Start SELECTED EXTRACT
Ian Wise QC and Michael Armitage (instructed by Bhatia Best) for the Respondent

Written submissions (prepared by Christopher Buttler), were put in on behalf of the Equality and Human Rights Commission as intervener)

Hearing date: 23 February 2017

Judgment

Lord Justice Davis:

Introduction

1.

This appeal relates to the right of the Secretary of State for the Home Department to detain, pending potential removal, unaccompanied children seeking to enter or remain in the United Kingdom. It involves a point of interpretation of provisions contained in Schedule 2 to the Immigration Act 1971 as amended by s. 5 of the Immigration Act 2014. The essential question, put broadly, comes to this. Will such detention have been lawful where a detainee is on reasonable grounds assessed at the time of detention to be an adult over the age of 18 but when it later transpires that, in point of fact, the detainee was a child under the age of 18?

2.
End SELECTED EXTRACT
Start DATA LINES
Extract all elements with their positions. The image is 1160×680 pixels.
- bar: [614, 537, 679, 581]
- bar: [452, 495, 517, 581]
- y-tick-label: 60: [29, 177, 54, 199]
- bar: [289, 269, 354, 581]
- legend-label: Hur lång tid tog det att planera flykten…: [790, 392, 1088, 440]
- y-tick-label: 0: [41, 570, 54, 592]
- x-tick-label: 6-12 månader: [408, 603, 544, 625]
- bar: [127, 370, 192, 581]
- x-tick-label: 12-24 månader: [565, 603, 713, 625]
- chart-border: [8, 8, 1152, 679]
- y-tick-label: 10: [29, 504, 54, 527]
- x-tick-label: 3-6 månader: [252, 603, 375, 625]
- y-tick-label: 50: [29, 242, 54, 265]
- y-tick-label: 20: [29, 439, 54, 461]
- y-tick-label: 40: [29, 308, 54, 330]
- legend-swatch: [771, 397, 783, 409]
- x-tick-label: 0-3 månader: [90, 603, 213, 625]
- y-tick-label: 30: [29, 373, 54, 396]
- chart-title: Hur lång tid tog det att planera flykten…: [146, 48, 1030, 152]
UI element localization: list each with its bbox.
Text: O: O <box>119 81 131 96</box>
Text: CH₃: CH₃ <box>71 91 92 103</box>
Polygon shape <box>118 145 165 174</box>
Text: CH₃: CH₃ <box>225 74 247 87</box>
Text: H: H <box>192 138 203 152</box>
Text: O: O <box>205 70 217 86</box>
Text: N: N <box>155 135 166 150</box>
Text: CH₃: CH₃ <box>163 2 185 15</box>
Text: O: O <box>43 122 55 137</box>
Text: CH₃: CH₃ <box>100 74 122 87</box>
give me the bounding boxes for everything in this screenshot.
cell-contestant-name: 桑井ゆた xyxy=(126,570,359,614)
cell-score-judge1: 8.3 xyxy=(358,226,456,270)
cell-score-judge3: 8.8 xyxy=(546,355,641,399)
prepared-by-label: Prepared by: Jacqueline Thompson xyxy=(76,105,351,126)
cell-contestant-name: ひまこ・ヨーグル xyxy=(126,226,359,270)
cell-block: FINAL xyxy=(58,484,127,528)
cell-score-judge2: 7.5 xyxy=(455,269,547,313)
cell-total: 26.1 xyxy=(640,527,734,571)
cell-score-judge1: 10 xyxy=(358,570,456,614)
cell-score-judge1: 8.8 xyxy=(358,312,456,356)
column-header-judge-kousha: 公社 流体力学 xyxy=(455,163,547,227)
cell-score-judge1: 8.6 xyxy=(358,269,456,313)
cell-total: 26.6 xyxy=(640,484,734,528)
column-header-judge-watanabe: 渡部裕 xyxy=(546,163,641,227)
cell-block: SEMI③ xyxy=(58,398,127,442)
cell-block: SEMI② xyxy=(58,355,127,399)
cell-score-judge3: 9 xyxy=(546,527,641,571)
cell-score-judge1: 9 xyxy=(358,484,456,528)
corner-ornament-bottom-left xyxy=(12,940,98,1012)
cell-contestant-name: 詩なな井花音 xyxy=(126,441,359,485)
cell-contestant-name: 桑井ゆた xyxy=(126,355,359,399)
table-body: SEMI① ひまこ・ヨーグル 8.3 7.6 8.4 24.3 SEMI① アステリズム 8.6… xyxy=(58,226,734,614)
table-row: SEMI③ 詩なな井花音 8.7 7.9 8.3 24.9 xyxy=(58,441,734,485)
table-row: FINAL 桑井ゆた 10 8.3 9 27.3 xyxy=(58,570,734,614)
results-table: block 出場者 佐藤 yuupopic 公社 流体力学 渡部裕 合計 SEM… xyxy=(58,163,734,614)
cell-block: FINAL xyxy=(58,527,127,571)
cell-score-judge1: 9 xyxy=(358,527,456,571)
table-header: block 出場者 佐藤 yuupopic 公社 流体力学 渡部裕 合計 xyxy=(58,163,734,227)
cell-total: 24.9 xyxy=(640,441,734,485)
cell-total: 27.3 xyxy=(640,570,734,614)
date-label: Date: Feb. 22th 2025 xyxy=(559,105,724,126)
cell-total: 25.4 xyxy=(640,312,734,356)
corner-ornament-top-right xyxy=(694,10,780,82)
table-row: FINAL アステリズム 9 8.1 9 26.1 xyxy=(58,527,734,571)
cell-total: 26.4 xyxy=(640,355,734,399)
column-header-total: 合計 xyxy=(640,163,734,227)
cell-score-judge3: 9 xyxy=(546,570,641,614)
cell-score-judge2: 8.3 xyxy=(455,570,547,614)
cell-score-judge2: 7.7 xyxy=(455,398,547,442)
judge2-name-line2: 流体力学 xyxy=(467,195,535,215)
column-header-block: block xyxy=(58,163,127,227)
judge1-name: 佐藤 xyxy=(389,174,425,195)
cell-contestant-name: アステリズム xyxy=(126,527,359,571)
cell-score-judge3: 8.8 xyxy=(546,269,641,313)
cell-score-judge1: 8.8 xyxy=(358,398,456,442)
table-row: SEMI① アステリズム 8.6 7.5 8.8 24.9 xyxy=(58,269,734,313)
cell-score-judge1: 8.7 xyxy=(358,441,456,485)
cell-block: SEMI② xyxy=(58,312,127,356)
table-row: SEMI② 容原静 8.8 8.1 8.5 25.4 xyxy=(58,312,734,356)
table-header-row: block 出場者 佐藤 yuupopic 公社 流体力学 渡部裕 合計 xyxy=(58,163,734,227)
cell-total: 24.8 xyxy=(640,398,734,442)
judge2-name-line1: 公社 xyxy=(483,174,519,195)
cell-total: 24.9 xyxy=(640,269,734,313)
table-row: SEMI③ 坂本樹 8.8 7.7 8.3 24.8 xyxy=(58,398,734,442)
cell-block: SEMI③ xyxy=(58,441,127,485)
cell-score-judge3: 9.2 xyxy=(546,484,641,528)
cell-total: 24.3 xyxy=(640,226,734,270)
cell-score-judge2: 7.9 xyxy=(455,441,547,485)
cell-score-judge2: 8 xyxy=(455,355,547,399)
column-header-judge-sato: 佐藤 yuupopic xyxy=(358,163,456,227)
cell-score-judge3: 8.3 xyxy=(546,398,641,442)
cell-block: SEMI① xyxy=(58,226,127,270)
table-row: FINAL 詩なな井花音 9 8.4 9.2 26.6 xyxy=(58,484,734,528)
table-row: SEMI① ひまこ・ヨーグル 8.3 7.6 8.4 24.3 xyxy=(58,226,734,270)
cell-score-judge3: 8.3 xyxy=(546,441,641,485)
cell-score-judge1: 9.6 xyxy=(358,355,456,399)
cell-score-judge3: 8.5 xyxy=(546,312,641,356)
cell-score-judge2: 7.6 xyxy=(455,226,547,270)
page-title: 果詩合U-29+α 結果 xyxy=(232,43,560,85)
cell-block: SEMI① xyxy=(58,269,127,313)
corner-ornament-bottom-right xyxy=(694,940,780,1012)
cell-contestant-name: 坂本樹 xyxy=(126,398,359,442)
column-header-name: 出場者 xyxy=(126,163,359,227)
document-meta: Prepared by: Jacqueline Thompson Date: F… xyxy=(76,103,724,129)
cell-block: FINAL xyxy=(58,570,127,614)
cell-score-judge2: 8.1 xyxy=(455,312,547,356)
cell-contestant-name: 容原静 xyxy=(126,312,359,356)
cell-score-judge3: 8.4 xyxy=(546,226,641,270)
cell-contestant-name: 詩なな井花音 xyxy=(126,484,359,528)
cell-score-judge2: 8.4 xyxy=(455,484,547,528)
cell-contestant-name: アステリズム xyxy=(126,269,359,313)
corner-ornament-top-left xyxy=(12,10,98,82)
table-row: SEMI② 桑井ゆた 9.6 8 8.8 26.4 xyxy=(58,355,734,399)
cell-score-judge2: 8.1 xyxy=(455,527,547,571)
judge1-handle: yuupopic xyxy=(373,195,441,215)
End DATA LINES
Start DATA LINES
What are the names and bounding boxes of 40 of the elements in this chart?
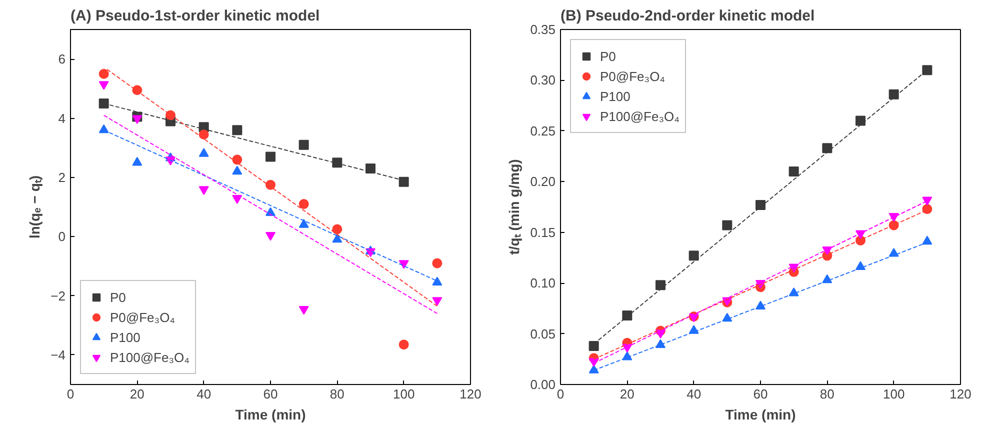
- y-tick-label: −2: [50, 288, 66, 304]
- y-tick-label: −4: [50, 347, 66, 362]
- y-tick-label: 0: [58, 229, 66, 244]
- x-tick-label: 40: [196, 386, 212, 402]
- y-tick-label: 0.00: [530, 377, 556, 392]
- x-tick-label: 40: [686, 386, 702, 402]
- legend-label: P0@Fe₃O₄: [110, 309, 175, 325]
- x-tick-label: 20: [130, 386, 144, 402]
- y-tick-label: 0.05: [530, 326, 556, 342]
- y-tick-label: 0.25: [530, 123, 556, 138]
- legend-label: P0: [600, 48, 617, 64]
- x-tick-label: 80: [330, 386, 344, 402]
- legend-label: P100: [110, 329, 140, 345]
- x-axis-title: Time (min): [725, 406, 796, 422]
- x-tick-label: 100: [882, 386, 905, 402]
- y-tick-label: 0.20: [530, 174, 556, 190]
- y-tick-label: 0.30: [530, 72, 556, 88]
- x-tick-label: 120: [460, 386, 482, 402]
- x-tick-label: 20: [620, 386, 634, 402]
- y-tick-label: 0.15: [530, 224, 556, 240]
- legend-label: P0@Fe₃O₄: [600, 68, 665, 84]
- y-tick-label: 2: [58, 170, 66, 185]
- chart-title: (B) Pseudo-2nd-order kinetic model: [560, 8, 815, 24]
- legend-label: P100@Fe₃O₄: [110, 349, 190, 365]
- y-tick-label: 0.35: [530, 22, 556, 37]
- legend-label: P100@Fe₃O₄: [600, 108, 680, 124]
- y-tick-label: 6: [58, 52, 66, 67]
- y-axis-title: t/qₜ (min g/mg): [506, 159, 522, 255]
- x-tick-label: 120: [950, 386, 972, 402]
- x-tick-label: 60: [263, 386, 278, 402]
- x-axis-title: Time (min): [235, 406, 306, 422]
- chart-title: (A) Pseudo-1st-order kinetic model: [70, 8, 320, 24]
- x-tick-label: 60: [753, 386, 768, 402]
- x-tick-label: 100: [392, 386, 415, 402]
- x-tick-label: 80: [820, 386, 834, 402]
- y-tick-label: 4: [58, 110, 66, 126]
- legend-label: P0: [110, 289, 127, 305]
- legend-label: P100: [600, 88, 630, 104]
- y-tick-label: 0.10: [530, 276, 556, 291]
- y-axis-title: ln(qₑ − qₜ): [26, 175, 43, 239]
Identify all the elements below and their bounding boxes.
End DATA LINES
:: TASK REQUIREMENTS ::
1. Using the judgment excerpt on unaccompanied children in immigration detention, say whether each statement agrees with it, answering yes or no and quoting the words that decide it: (a) The hearing was held on 23 February 2017. (b) The appeal turns on provisions in Schedule 2 to the Immigration Act 1971. (c) The detention at issue concerns children who arrive with an adult.
2. Write the next part of the judgment excerpt on detaining unaccompanied children, picking up right after its last sentence.
The data is separate material and has nothing to do with the judgment excerpt.

:: OUTPUTS FOR THE TASKS ::
1.
(a) Yes: "Hearing date: 23 February 2017"
(b) Yes: "a point of interpretation of provisions contained in Schedule 2 to the Immigration Act 1971"
(c) No: "unaccompanied children seeking to enter or remain in the United Kingdom"

2.
The judge, Sir Stephen Silber sitting as a judge of the High Court, decided, by a detailed and thorough reserved judgment, in favour of the claimant on this issue: see [2016] EWCH 1453 (Admin). He granted a declaration that the claimant had been unlawfully detained for an identified period and ordered the Secretary of State to pay damages caused by the wrongful detention, to be assessed.

3.

This case has a wider importance for other cases. The judge himself granted permission to appeal.

4.

Before us the Secretary of State was represented by Mr James Strachan QC leading Ms Jennifer Thelen. The claimant was represented by Mr Ian Wise QC leading Mr Michael Armitage. I would like to acknowledge the thoroughness and care with which their arguments, written and oral, were presented to us. Detailed written submissions were also put in by the Equality and Human Rights Commission, as intervener.

Facts

5.

The background facts are not in dispute and can be shortly summarised.

6.

The claimant is Sudanese. He entered the United Kingdom at Dover by hiding in a lorry travelling from Calais on 19 July 2014. He was unaccompanied. He immediately claimed asylum and participated in a screening interview and Biometric Residence Permit application on that date.

7.

In his interview he claimed to be 17, although his date of birth was entered on the form as 1 January 1996 (that is, over the age of 18 at date of interview). He was thereafter placed in detention: the legality of that particular period of detention is not challenged in these proceedings.

8.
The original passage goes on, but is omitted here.